* Data lines
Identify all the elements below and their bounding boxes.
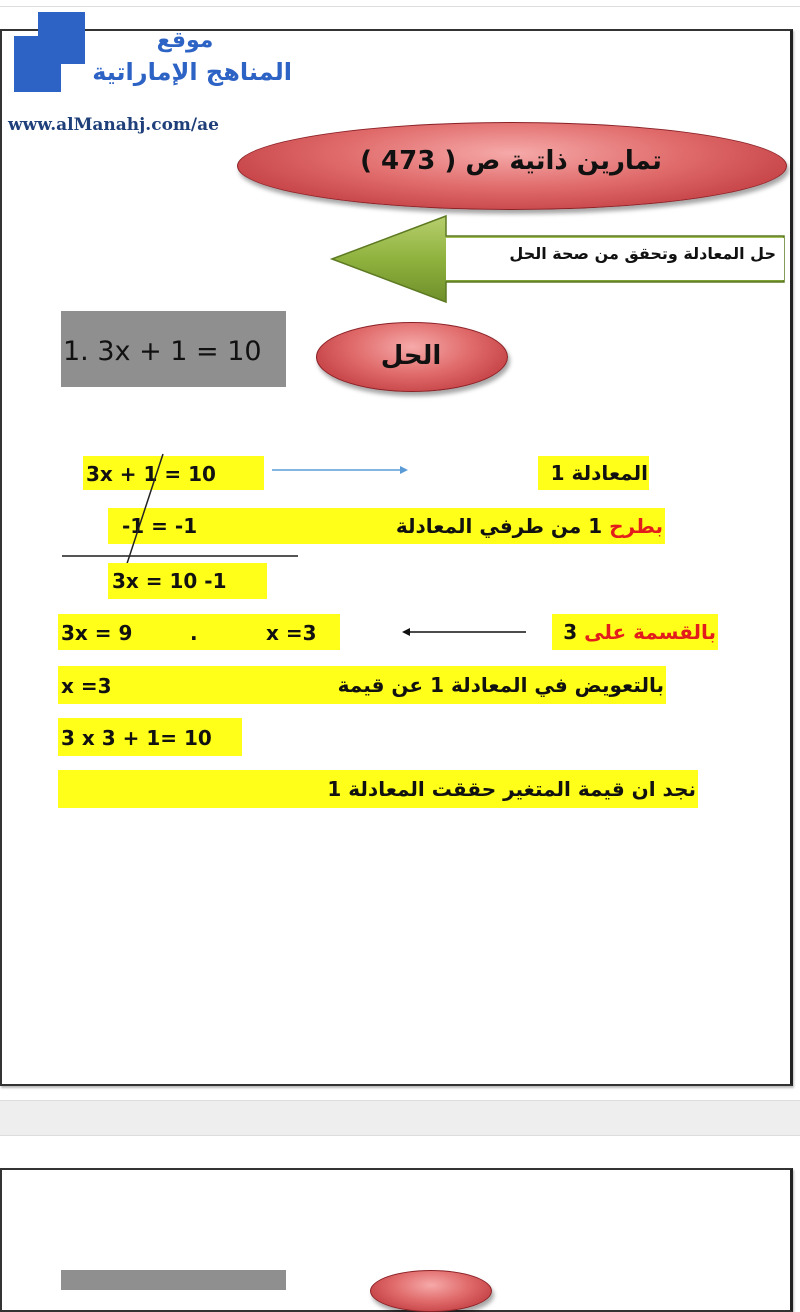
top-page-edge [0, 0, 800, 7]
step7-label: نجد ان قيمة المتغير حققت المعادلة 1 [327, 777, 696, 801]
step5-label: بالتعويض في المعادلة 1 عن قيمة [337, 673, 664, 697]
step4-math-left: 3x = 9 [61, 621, 133, 645]
instruction-text: حل المعادلة وتحقق من صحة الحل [509, 244, 776, 263]
equation-text: 1. 3x + 1 = 10 [63, 336, 262, 367]
arrow-right [270, 462, 410, 478]
logo-url[interactable]: www.alManahj.com/ae [8, 115, 219, 135]
solution-label: الحل [380, 341, 442, 371]
step6-math: 3 x 3 + 1= 10 [61, 726, 212, 750]
step1-math: 3x + 1 = 10 [86, 462, 216, 486]
logo-mark-mid [38, 40, 85, 64]
logo-line2: المناهج الإماراتية [92, 58, 292, 86]
step2-label [380, 516, 663, 536]
step4-label [554, 622, 716, 642]
logo-line1: موقع [156, 28, 214, 53]
arrow-left [400, 624, 530, 640]
sum-line [62, 555, 298, 557]
step2-label-rest: 1 من طرفي المعادلة [395, 514, 610, 538]
step4-label-red: بالقسمة على [584, 620, 716, 644]
step4-dot: . [190, 621, 198, 645]
step4-math-right: x =3 [266, 621, 317, 645]
step2-math: -1 = -1 [122, 514, 198, 538]
equation-box-2 [61, 1270, 286, 1290]
step1-label: المعادلة 1 [550, 461, 648, 485]
step4-label-num: 3 [563, 620, 585, 644]
step2-label-red: بطرح [609, 514, 663, 538]
page-title: تمارين ذاتية ص ( 473 ) [360, 146, 662, 176]
page-gap [0, 1100, 800, 1136]
step3-math: 3x = 10 -1 [112, 569, 227, 593]
step5-math: x =3 [61, 674, 112, 698]
solution-badge-2 [370, 1270, 492, 1312]
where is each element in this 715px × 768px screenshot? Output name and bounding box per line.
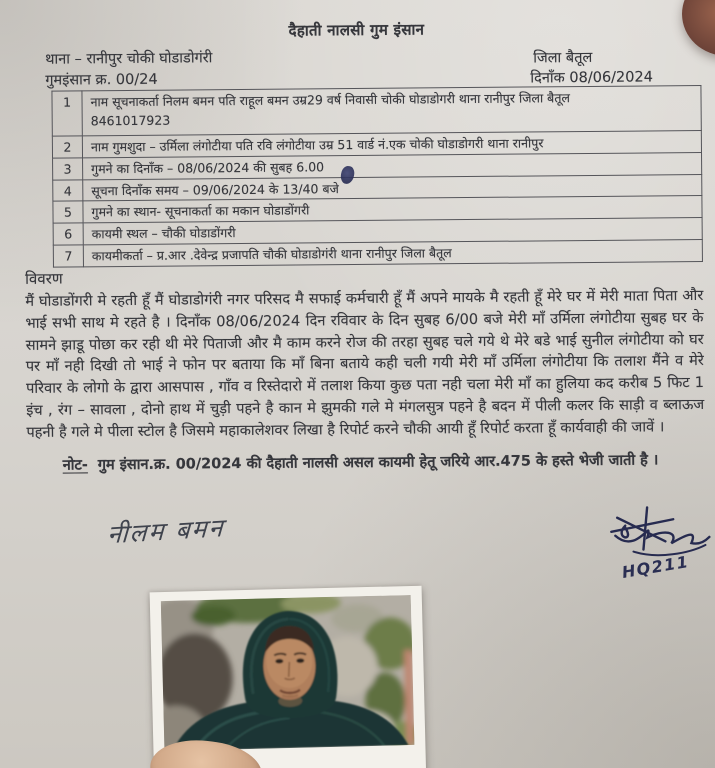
table-row bbox=[52, 86, 701, 137]
row-text: गुमने का दिनाँक – 08/06/2024 की सुबह 6.00 bbox=[83, 152, 702, 179]
row-number: 7 bbox=[53, 245, 83, 267]
row-number: 5 bbox=[53, 201, 83, 223]
info-table bbox=[51, 85, 703, 267]
district-line: जिला बैतूल bbox=[533, 49, 593, 67]
row-text: कायमीकर्ता – प्र.आर .देवेन्द्र प्रजापति चौकी घोडाडोगंरी थाना रानीपुर जिला बैतूल bbox=[83, 239, 702, 266]
note-label: नोट- bbox=[62, 457, 88, 474]
officer-signature bbox=[595, 505, 715, 606]
details-paragraph: मैं घोडाडोंगरी मे रहती हूँ मैं घोडाडोगंरी नगर परिसद मै सफाई कर्मचारी हूँ मैं अपने मायके मै रहती हूँ मेरे घर में मेरी माता पिता और भाई सभी साथ मे रहते है । दिनाँक 08/06/2024 दिन रविवार के दिन सुबह 6/00 बजे मेरी माँ उर्मिला लंगोटीया सुबह घर के सामने झाडू पोछा कर रही थी मेरे पिताजी और मै काम करने रोज की तरहा सुबह चले गये थे मेरे बडे भाई सुनील लंगोटीया को घर पर माँ नही दिखी तो भाई ने फोन पर बताया कि माँ बिना बताये कही चली गयी मेरी माँ उर्मिला लंगोटीया कि तलाश मैंने व मेरे परिवार के लोगो के द्वारा आसपास , गाँव व रिस्तेदारो में तलाश किया कुछ पता नही चला मेरी माँ का हुलिया कद करीब 5 फिट 1 इंच , रंग – सावला , दोनो हाथ में चुड़ी पहने है कान मे झुमकी गले मे मंगलसुत्र पहने है बदन में पीली कलर कि साड़ी व ब्लाऊज पहनी है गले मे पीला स्टोल है जिसमे महाकालेशवर लिखा है रिपोर्ट करने चौकी आयी हूँ रिपोर्ट करता हूँ कार्यवाही की जावें । bbox=[25, 286, 705, 441]
page-title: दैहाती नालसी गुम इंसान bbox=[288, 20, 425, 40]
row-text: कायमी स्थल – चौकी घोडाडोंगरी bbox=[83, 217, 702, 244]
row-text: सूचना दिनाँक समय – 09/06/2024 के 13/40 बजे bbox=[83, 174, 702, 201]
complainant-signature: नीलम बमन bbox=[106, 513, 226, 550]
row-number: 4 bbox=[53, 179, 83, 201]
thana-line: थाना – रानीपुर चोकी घोडाडोगंरी bbox=[45, 50, 213, 68]
row-number: 1 bbox=[52, 91, 82, 136]
note-text: गुम इंसान.क्र. 00/2024 की दैहाती नालसी असल कायमी हेतू जरिये आर.475 के हस्ते भेजी जाती है । bbox=[97, 452, 659, 474]
details-heading: विवरण bbox=[25, 269, 63, 288]
row-text: गुमने का स्थान- सूचनाकर्ता का मकान घोडाडोंगरी bbox=[83, 196, 702, 223]
row-text: नाम सूचनाकर्ता निलम बमन पति राहूल बमन उम्र29 वर्ष निवासी चोकी घोडाडोगरी थाना रानीपुर जिला बैतूल 8461017923 bbox=[82, 86, 701, 136]
row-number: 3 bbox=[53, 158, 83, 180]
date-line: दिनाँक 08/06/2024 bbox=[530, 69, 653, 87]
row-text: नाम गुमशुदा – उर्मिला लंगोटीया पति रवि लंगोटीया उम्र 51 वार्ड नं.एक चोकी घोडाडोगरी थाना रानीपुर bbox=[82, 130, 701, 157]
missing-person-portrait bbox=[161, 595, 415, 751]
note-line bbox=[63, 449, 703, 475]
officer-signature-code: HQ211 bbox=[620, 551, 691, 582]
case-number-line: गुमइंसान क्र. 00/24 bbox=[45, 71, 158, 89]
row-number: 2 bbox=[52, 136, 82, 158]
row-number: 6 bbox=[53, 223, 83, 245]
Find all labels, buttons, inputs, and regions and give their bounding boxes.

* Exercise requirements
Write out every line of the items above word for word, leaving out the pictures.

* Written response
Identify all the elements below and their bounding boxes.
top-page-edge [0, 0, 800, 7]
step7-label: نجد ان قيمة المتغير حققت المعادلة 1 [327, 777, 696, 801]
step5-label: بالتعويض في المعادلة 1 عن قيمة [337, 673, 664, 697]
step4-math-left: 3x = 9 [61, 621, 133, 645]
instruction-text: حل المعادلة وتحقق من صحة الحل [509, 244, 776, 263]
equation-text: 1. 3x + 1 = 10 [63, 336, 262, 367]
arrow-right [270, 462, 410, 478]
logo-url[interactable]: www.alManahj.com/ae [8, 115, 219, 135]
solution-label: الحل [380, 341, 442, 371]
step6-math: 3 x 3 + 1= 10 [61, 726, 212, 750]
step1-math: 3x + 1 = 10 [86, 462, 216, 486]
logo-mark-mid [38, 40, 85, 64]
logo-line2: المناهج الإماراتية [92, 58, 292, 86]
step2-label [380, 516, 663, 536]
step4-label [554, 622, 716, 642]
logo-line1: موقع [156, 28, 214, 53]
arrow-left [400, 624, 530, 640]
sum-line [62, 555, 298, 557]
step2-label-rest: 1 من طرفي المعادلة [395, 514, 610, 538]
step4-label-red: بالقسمة على [584, 620, 716, 644]
step4-dot: . [190, 621, 198, 645]
step4-math-right: x =3 [266, 621, 317, 645]
step2-math: -1 = -1 [122, 514, 198, 538]
equation-box-2 [61, 1270, 286, 1290]
step1-label: المعادلة 1 [550, 461, 648, 485]
step4-label-num: 3 [563, 620, 585, 644]
step2-label-red: بطرح [609, 514, 663, 538]
page-title: تمارين ذاتية ص ( 473 ) [360, 146, 662, 176]
page-gap [0, 1100, 800, 1136]
step3-math: 3x = 10 -1 [112, 569, 227, 593]
step5-math: x =3 [61, 674, 112, 698]
solution-badge-2 [370, 1270, 492, 1312]
where is each element in this 715px × 768px screenshot? Output name and bounding box per line.
table-row bbox=[52, 86, 701, 137]
row-text: गुमने का दिनाँक – 08/06/2024 की सुबह 6.00 bbox=[83, 152, 702, 179]
row-number: 7 bbox=[53, 245, 83, 267]
row-number: 5 bbox=[53, 201, 83, 223]
info-table bbox=[51, 85, 703, 267]
district-line: जिला बैतूल bbox=[533, 49, 593, 67]
row-text: कायमीकर्ता – प्र.आर .देवेन्द्र प्रजापति चौकी घोडाडोगंरी थाना रानीपुर जिला बैतूल bbox=[83, 239, 702, 266]
note-label: नोट- bbox=[62, 457, 88, 474]
officer-signature bbox=[595, 505, 715, 606]
details-paragraph: मैं घोडाडोंगरी मे रहती हूँ मैं घोडाडोगंरी नगर परिसद मै सफाई कर्मचारी हूँ मैं अपने मायके मै रहती हूँ मेरे घर में मेरी माता पिता और भाई सभी साथ मे रहते है । दिनाँक 08/06/2024 दिन रविवार के दिन सुबह 6/00 बजे मेरी माँ उर्मिला लंगोटीया सुबह घर के सामने झाडू पोछा कर रही थी मेरे पिताजी और मै काम करने रोज की तरहा सुबह चले गये थे मेरे बडे भाई सुनील लंगोटीया को घर पर माँ नही दिखी तो भाई ने फोन पर बताया कि माँ बिना बताये कही चली गयी मेरी माँ उर्मिला लंगोटीया कि तलाश मैंने व मेरे परिवार के लोगो के द्वारा आसपास , गाँव व रिस्तेदारो में तलाश किया कुछ पता नही चला मेरी माँ का हुलिया कद करीब 5 फिट 1 इंच , रंग – सावला , दोनो हाथ में चुड़ी पहने है कान मे झुमकी गले मे मंगलसुत्र पहने है बदन में पीली कलर कि साड़ी व ब्लाऊज पहनी है गले मे पीला स्टोल है जिसमे महाकालेशवर लिखा है रिपोर्ट करने चौकी आयी हूँ रिपोर्ट करता हूँ कार्यवाही की जावें । bbox=[25, 286, 705, 441]
page-title: दैहाती नालसी गुम इंसान bbox=[288, 20, 425, 40]
row-text: कायमी स्थल – चौकी घोडाडोंगरी bbox=[83, 217, 702, 244]
row-text: सूचना दिनाँक समय – 09/06/2024 के 13/40 बजे bbox=[83, 174, 702, 201]
complainant-signature: नीलम बमन bbox=[106, 513, 226, 550]
row-number: 4 bbox=[53, 179, 83, 201]
thana-line: थाना – रानीपुर चोकी घोडाडोगंरी bbox=[45, 50, 213, 68]
row-number: 1 bbox=[52, 91, 82, 136]
note-text: गुम इंसान.क्र. 00/2024 की दैहाती नालसी असल कायमी हेतू जरिये आर.475 के हस्ते भेजी जाती है । bbox=[97, 452, 659, 474]
details-heading: विवरण bbox=[25, 269, 63, 288]
row-text: गुमने का स्थान- सूचनाकर्ता का मकान घोडाडोंगरी bbox=[83, 196, 702, 223]
row-text: नाम सूचनाकर्ता निलम बमन पति राहूल बमन उम्र29 वर्ष निवासी चोकी घोडाडोगरी थाना रानीपुर जिला बैतूल 8461017923 bbox=[82, 86, 701, 136]
row-number: 3 bbox=[53, 158, 83, 180]
date-line: दिनाँक 08/06/2024 bbox=[530, 69, 653, 87]
row-text: नाम गुमशुदा – उर्मिला लंगोटीया पति रवि लंगोटीया उम्र 51 वार्ड नं.एक चोकी घोडाडोगरी थाना रानीपुर bbox=[82, 130, 701, 157]
missing-person-portrait bbox=[161, 595, 415, 751]
note-line bbox=[63, 449, 703, 475]
officer-signature-code: HQ211 bbox=[620, 551, 691, 582]
case-number-line: गुमइंसान क्र. 00/24 bbox=[45, 71, 158, 89]
row-number: 2 bbox=[52, 136, 82, 158]
row-number: 6 bbox=[53, 223, 83, 245]
Find all labels, buttons, inputs, and regions and give their bounding boxes.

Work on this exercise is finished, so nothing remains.